* [Required work]: Put every line of the data below, from the line containing "List every element" down to the line containing "filter-dropdown-icon[interactable]: ▾ xyxy=(301,274,309,289)", both included, into a numbered list with no blank lines and no other lines.

** Start Dataset rows **

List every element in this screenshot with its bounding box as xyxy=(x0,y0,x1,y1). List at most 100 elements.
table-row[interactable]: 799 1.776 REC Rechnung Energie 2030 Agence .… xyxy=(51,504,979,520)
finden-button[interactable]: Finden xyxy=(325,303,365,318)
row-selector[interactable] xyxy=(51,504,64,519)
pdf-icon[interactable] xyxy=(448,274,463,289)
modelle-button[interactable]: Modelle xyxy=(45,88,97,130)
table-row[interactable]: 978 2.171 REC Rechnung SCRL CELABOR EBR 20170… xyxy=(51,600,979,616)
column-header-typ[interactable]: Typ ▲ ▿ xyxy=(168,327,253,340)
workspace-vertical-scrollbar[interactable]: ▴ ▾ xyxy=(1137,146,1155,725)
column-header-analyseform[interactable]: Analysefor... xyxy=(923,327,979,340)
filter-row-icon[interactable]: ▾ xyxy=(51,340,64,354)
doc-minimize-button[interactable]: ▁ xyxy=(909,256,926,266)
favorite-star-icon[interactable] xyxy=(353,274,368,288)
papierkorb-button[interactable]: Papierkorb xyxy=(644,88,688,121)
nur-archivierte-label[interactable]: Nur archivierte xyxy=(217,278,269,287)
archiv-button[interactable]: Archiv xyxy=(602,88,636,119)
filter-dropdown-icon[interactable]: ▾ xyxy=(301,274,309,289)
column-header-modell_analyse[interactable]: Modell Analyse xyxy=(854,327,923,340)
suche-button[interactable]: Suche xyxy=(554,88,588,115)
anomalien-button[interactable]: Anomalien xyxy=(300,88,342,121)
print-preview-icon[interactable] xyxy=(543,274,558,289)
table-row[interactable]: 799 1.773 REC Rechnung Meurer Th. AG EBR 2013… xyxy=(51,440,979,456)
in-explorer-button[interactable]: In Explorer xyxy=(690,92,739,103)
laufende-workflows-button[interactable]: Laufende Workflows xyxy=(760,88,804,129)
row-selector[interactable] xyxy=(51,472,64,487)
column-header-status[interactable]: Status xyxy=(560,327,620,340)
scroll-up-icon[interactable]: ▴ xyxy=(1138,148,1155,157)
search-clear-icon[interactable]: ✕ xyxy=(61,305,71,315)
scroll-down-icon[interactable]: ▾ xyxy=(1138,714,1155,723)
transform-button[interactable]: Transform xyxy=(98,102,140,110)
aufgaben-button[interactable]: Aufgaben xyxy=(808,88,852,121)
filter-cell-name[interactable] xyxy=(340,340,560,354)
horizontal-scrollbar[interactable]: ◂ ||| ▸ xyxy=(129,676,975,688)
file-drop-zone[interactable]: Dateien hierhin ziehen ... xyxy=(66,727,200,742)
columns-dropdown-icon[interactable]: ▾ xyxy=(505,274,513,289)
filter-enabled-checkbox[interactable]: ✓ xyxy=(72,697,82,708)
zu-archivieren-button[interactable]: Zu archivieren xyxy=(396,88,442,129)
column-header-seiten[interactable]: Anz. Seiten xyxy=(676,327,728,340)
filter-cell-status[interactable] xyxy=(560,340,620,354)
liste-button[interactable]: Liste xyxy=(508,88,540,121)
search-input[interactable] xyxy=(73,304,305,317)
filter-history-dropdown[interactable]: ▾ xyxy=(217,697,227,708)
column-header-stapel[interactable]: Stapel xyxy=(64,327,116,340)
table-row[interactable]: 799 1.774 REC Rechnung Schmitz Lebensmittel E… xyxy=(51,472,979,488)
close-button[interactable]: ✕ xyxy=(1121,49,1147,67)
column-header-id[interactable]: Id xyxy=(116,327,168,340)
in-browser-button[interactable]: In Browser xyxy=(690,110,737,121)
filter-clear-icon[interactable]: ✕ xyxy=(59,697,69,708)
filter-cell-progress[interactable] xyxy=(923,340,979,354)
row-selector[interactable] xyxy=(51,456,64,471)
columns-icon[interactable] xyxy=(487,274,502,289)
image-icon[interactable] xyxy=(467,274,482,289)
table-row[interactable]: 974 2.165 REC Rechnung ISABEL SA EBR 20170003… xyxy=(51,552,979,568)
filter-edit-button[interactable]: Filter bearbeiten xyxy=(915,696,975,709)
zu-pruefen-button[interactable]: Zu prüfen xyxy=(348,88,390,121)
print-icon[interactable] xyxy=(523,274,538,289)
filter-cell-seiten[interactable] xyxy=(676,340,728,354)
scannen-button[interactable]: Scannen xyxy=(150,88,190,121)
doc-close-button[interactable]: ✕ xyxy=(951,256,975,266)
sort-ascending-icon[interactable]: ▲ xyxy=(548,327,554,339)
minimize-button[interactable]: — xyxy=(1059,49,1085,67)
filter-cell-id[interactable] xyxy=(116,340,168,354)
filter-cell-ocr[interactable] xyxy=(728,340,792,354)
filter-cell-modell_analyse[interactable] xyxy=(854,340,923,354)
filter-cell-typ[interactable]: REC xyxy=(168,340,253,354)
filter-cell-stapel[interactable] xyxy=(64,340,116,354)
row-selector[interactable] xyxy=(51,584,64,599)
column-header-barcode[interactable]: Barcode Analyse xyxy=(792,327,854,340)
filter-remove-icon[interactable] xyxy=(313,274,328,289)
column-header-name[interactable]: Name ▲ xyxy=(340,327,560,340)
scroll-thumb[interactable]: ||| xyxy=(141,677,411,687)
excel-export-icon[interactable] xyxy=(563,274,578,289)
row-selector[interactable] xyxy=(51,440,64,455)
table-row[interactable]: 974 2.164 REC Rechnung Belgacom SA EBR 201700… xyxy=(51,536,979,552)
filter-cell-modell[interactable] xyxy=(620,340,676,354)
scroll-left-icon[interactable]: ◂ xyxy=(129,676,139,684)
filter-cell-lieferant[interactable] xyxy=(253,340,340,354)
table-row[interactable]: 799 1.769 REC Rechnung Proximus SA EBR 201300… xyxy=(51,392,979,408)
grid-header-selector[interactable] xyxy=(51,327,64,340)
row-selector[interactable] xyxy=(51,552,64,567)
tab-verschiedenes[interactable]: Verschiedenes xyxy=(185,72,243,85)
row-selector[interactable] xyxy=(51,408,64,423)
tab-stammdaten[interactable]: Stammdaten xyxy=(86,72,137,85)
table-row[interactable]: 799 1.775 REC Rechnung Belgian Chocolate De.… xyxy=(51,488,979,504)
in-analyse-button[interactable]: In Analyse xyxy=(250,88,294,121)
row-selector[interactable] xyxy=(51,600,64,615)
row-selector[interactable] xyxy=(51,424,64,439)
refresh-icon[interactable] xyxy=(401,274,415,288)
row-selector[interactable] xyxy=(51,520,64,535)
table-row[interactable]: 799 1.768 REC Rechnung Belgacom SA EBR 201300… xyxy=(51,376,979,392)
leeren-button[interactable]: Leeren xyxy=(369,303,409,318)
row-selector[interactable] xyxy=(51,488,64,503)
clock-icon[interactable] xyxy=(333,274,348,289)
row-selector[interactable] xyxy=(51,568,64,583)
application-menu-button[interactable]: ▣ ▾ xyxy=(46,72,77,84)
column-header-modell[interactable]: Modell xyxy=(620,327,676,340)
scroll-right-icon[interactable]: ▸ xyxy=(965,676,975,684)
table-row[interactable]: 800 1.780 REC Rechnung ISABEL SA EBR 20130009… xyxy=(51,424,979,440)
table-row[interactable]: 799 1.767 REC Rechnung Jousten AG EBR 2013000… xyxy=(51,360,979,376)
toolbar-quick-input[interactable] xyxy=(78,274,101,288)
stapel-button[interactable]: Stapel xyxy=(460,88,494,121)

** End Dataset rows **
** Start Dataset rows **

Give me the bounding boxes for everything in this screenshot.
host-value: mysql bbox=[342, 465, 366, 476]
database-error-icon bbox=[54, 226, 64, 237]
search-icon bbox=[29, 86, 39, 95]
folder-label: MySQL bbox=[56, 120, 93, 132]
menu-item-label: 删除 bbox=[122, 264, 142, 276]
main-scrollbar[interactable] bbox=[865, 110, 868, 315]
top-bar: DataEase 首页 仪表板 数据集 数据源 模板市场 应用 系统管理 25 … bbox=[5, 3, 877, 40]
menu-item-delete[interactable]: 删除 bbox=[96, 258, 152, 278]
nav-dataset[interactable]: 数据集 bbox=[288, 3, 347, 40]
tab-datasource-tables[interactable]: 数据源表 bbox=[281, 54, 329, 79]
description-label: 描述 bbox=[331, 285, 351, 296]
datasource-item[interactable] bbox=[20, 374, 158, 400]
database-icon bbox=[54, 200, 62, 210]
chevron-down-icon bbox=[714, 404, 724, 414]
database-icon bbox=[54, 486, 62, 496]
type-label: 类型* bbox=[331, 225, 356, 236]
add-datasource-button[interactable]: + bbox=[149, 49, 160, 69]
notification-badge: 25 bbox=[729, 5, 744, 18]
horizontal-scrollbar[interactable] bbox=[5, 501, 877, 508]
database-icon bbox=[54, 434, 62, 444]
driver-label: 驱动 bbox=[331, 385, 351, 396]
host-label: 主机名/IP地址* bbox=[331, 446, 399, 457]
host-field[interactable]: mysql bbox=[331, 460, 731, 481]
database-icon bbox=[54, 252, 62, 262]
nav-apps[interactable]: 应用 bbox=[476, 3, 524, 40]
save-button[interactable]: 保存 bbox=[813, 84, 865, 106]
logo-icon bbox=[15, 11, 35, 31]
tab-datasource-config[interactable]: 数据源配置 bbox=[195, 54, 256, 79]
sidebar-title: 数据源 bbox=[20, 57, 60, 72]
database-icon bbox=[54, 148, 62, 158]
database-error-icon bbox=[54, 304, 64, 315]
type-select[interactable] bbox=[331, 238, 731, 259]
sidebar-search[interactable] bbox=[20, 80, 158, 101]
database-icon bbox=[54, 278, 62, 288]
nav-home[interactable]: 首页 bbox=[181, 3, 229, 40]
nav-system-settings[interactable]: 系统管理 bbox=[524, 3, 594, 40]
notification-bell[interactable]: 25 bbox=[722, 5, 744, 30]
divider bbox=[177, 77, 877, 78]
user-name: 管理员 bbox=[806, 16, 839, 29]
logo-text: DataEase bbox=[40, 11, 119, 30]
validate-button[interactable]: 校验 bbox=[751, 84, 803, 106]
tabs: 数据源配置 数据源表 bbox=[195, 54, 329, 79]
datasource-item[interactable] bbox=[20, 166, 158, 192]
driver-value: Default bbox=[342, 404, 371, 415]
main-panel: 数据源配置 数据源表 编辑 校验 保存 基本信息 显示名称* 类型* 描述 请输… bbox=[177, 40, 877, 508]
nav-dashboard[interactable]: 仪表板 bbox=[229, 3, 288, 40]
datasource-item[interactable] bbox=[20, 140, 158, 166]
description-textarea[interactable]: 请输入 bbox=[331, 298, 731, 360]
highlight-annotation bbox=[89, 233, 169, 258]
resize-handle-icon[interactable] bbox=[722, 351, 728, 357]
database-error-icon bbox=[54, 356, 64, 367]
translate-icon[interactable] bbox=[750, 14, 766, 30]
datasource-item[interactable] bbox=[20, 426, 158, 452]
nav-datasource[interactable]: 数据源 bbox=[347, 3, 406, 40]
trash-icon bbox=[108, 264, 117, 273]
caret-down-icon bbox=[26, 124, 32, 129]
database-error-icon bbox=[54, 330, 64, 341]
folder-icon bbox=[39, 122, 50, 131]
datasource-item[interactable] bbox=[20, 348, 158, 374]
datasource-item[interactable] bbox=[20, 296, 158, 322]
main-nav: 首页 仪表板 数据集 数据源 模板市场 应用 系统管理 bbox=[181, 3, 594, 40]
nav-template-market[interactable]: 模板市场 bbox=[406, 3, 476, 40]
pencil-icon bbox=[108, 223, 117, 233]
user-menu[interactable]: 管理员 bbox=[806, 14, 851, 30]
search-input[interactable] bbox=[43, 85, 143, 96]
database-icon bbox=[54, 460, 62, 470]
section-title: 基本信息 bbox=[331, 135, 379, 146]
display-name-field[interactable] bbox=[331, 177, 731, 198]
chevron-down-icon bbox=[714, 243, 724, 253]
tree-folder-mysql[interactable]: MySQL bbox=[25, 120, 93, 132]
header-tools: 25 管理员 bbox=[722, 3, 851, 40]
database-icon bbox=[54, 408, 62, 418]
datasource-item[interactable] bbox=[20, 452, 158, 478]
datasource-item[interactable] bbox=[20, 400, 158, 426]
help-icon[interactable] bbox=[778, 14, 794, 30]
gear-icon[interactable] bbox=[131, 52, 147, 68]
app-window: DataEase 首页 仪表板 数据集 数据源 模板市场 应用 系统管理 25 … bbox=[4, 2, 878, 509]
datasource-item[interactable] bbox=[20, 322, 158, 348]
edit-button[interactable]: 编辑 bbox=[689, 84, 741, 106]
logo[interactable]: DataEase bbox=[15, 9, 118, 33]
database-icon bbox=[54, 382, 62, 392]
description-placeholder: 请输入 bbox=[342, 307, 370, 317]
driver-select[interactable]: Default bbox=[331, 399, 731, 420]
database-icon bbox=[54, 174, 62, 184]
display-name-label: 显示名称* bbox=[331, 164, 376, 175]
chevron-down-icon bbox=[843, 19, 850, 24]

** End Dataset rows **

* [Output of the exercise]:
1. List every element in this screenshot with its bounding box as xyxy=(x0,y0,x1,y1). List at most 100 elements.
2. table-row[interactable]: 799 1.776 REC Rechnung Energie 2030 Agence .… xyxy=(51,504,979,520)
3. finden-button[interactable]: Finden xyxy=(325,303,365,318)
4. row-selector[interactable] xyxy=(51,504,64,519)
5. pdf-icon[interactable] xyxy=(448,274,463,289)
6. modelle-button[interactable]: Modelle xyxy=(45,88,97,130)
7. table-row[interactable]: 978 2.171 REC Rechnung SCRL CELABOR EBR 20170… xyxy=(51,600,979,616)
8. column-header-typ[interactable]: Typ ▲ ▿ xyxy=(168,327,253,340)
9. workspace-vertical-scrollbar[interactable]: ▴ ▾ xyxy=(1137,146,1155,725)
10. column-header-analyseform[interactable]: Analysefor... xyxy=(923,327,979,340)
11. filter-row-icon[interactable]: ▾ xyxy=(51,340,64,354)
12. doc-minimize-button[interactable]: ▁ xyxy=(909,256,926,266)
13. favorite-star-icon[interactable] xyxy=(353,274,368,288)
14. papierkorb-button[interactable]: Papierkorb xyxy=(644,88,688,121)
15. nur-archivierte-label[interactable]: Nur archivierte xyxy=(217,278,269,287)
16. archiv-button[interactable]: Archiv xyxy=(602,88,636,119)
17. filter-dropdown-icon[interactable]: ▾ xyxy=(301,274,309,289)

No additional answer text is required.